Records shown –
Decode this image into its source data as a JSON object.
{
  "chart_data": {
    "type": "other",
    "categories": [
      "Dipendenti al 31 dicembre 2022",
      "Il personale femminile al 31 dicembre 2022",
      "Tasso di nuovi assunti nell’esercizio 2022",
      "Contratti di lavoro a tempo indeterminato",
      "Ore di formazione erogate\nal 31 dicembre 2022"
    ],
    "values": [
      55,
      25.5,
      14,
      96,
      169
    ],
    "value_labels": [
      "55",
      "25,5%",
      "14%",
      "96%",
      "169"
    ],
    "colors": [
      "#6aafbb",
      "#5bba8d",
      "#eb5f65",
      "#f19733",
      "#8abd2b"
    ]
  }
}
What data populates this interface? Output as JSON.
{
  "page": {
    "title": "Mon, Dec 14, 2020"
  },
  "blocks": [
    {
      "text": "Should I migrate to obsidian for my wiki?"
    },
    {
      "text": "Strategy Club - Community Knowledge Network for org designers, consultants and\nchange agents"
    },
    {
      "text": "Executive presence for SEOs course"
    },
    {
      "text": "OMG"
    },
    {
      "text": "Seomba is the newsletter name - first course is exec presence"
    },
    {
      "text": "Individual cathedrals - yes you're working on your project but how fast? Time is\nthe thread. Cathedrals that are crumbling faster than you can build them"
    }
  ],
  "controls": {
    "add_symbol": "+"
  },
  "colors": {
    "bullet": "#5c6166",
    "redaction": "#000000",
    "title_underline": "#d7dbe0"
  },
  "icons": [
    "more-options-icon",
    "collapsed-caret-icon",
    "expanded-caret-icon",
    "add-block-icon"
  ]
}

Exercise brief – Find how many lines hold the string "course", and state that number alone.

Exercise response – 2